Short problem
Exact repetition of every entry is required.

#### Supplied material

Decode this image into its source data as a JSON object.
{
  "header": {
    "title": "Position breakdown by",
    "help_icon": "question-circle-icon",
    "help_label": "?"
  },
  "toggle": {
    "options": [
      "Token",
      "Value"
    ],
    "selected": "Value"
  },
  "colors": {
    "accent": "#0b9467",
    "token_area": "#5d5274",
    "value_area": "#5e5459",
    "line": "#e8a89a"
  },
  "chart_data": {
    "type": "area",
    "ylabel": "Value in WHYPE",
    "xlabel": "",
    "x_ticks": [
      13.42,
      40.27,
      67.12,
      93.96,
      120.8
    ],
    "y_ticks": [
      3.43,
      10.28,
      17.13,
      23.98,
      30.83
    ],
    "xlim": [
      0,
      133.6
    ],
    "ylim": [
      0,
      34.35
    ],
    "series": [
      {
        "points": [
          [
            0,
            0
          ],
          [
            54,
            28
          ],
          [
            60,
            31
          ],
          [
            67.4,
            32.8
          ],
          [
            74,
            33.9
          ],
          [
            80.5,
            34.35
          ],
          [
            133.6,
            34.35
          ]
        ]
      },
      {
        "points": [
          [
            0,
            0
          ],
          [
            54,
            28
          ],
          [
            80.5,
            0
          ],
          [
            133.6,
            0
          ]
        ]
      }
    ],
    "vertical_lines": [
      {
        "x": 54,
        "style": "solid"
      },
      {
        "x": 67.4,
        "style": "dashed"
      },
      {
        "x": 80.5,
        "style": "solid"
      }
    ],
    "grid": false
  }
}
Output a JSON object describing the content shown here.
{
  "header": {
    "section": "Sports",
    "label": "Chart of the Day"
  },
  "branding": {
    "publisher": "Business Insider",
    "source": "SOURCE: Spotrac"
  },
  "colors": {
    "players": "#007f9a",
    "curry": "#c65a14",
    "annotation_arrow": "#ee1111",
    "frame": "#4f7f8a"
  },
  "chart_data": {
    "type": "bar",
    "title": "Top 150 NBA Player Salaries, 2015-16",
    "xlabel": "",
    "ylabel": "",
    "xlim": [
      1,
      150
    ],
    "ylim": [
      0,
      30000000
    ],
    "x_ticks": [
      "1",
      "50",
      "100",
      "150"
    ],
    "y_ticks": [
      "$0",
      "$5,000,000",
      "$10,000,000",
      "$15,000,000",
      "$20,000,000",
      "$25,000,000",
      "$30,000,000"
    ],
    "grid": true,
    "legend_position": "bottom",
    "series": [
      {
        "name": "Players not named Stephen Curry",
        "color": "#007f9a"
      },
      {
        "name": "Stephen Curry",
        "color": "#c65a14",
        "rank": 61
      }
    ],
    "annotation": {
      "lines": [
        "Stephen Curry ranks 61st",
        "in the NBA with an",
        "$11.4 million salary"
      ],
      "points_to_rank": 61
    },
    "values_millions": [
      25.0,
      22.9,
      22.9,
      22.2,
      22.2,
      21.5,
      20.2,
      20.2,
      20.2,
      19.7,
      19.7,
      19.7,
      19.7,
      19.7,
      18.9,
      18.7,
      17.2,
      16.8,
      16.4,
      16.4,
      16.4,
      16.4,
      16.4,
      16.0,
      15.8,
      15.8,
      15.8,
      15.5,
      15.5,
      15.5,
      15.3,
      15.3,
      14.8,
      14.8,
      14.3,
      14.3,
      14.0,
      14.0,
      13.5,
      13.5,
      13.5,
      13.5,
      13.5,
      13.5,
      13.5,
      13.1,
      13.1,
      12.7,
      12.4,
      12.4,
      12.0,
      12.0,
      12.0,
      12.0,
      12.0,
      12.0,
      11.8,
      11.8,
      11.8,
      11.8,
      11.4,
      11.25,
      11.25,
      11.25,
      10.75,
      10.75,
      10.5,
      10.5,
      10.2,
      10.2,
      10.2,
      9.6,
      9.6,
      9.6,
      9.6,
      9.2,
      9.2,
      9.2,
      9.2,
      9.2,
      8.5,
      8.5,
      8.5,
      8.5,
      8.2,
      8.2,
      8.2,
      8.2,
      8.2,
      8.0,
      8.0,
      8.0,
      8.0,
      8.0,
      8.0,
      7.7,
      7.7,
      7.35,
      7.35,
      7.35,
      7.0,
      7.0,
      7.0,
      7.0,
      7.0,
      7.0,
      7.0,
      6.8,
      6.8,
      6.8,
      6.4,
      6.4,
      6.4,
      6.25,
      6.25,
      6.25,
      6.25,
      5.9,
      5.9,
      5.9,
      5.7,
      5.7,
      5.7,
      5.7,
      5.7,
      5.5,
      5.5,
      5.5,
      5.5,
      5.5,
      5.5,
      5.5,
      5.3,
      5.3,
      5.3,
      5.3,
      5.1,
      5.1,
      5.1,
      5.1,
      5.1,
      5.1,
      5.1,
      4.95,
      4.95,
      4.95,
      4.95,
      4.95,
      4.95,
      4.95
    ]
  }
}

########

Output
Decode this image into its source data as a JSON object.
{
  "header": {
    "title": "Position breakdown by",
    "help_icon": "question-circle-icon",
    "help_label": "?"
  },
  "toggle": {
    "options": [
      "Token",
      "Value"
    ],
    "selected": "Value"
  },
  "colors": {
    "accent": "#0b9467",
    "token_area": "#5d5274",
    "value_area": "#5e5459",
    "line": "#e8a89a"
  },
  "chart_data": {
    "type": "area",
    "ylabel": "Value in WHYPE",
    "xlabel": "",
    "x_ticks": [
      13.42,
      40.27,
      67.12,
      93.96,
      120.8
    ],
    "y_ticks": [
      3.43,
      10.28,
      17.13,
      23.98,
      30.83
    ],
    "xlim": [
      0,
      133.6
    ],
    "ylim": [
      0,
      34.35
    ],
    "series": [
      {
        "points": [
          [
            0,
            0
          ],
          [
            54,
            28
          ],
          [
            60,
            31
          ],
          [
            67.4,
            32.8
          ],
          [
            74,
            33.9
          ],
          [
            80.5,
            34.35
          ],
          [
            133.6,
            34.35
          ]
        ]
      },
      {
        "points": [
          [
            0,
            0
          ],
          [
            54,
            28
          ],
          [
            80.5,
            0
          ],
          [
            133.6,
            0
          ]
        ]
      }
    ],
    "vertical_lines": [
      {
        "x": 54,
        "style": "solid"
      },
      {
        "x": 67.4,
        "style": "dashed"
      },
      {
        "x": 80.5,
        "style": "solid"
      }
    ],
    "grid": false
  }
}
Output a JSON object describing the content shown here.
{
  "header": {
    "section": "Sports",
    "label": "Chart of the Day"
  },
  "branding": {
    "publisher": "Business Insider",
    "source": "SOURCE: Spotrac"
  },
  "colors": {
    "players": "#007f9a",
    "curry": "#c65a14",
    "annotation_arrow": "#ee1111",
    "frame": "#4f7f8a"
  },
  "chart_data": {
    "type": "bar",
    "title": "Top 150 NBA Player Salaries, 2015-16",
    "xlabel": "",
    "ylabel": "",
    "xlim": [
      1,
      150
    ],
    "ylim": [
      0,
      30000000
    ],
    "x_ticks": [
      "1",
      "50",
      "100",
      "150"
    ],
    "y_ticks": [
      "$0",
      "$5,000,000",
      "$10,000,000",
      "$15,000,000",
      "$20,000,000",
      "$25,000,000",
      "$30,000,000"
    ],
    "grid": true,
    "legend_position": "bottom",
    "series": [
      {
        "name": "Players not named Stephen Curry",
        "color": "#007f9a"
      },
      {
        "name": "Stephen Curry",
        "color": "#c65a14",
        "rank": 61
      }
    ],
    "annotation": {
      "lines": [
        "Stephen Curry ranks 61st",
        "in the NBA with an",
        "$11.4 million salary"
      ],
      "points_to_rank": 61
    },
    "values_millions": [
      25.0,
      22.9,
      22.9,
      22.2,
      22.2,
      21.5,
      20.2,
      20.2,
      20.2,
      19.7,
      19.7,
      19.7,
      19.7,
      19.7,
      18.9,
      18.7,
      17.2,
      16.8,
      16.4,
      16.4,
      16.4,
      16.4,
      16.4,
      16.0,
      15.8,
      15.8,
      15.8,
      15.5,
      15.5,
      15.5,
      15.3,
      15.3,
      14.8,
      14.8,
      14.3,
      14.3,
      14.0,
      14.0,
      13.5,
      13.5,
      13.5,
      13.5,
      13.5,
      13.5,
      13.5,
      13.1,
      13.1,
      12.7,
      12.4,
      12.4,
      12.0,
      12.0,
      12.0,
      12.0,
      12.0,
      12.0,
      11.8,
      11.8,
      11.8,
      11.8,
      11.4,
      11.25,
      11.25,
      11.25,
      10.75,
      10.75,
      10.5,
      10.5,
      10.2,
      10.2,
      10.2,
      9.6,
      9.6,
      9.6,
      9.6,
      9.2,
      9.2,
      9.2,
      9.2,
      9.2,
      8.5,
      8.5,
      8.5,
      8.5,
      8.2,
      8.2,
      8.2,
      8.2,
      8.2,
      8.0,
      8.0,
      8.0,
      8.0,
      8.0,
      8.0,
      7.7,
      7.7,
      7.35,
      7.35,
      7.35,
      7.0,
      7.0,
      7.0,
      7.0,
      7.0,
      7.0,
      7.0,
      6.8,
      6.8,
      6.8,
      6.4,
      6.4,
      6.4,
      6.25,
      6.25,
      6.25,
      6.25,
      5.9,
      5.9,
      5.9,
      5.7,
      5.7,
      5.7,
      5.7,
      5.7,
      5.5,
      5.5,
      5.5,
      5.5,
      5.5,
      5.5,
      5.5,
      5.3,
      5.3,
      5.3,
      5.3,
      5.1,
      5.1,
      5.1,
      5.1,
      5.1,
      5.1,
      5.1,
      4.95,
      4.95,
      4.95,
      4.95,
      4.95,
      4.95,
      4.95
    ]
  }
}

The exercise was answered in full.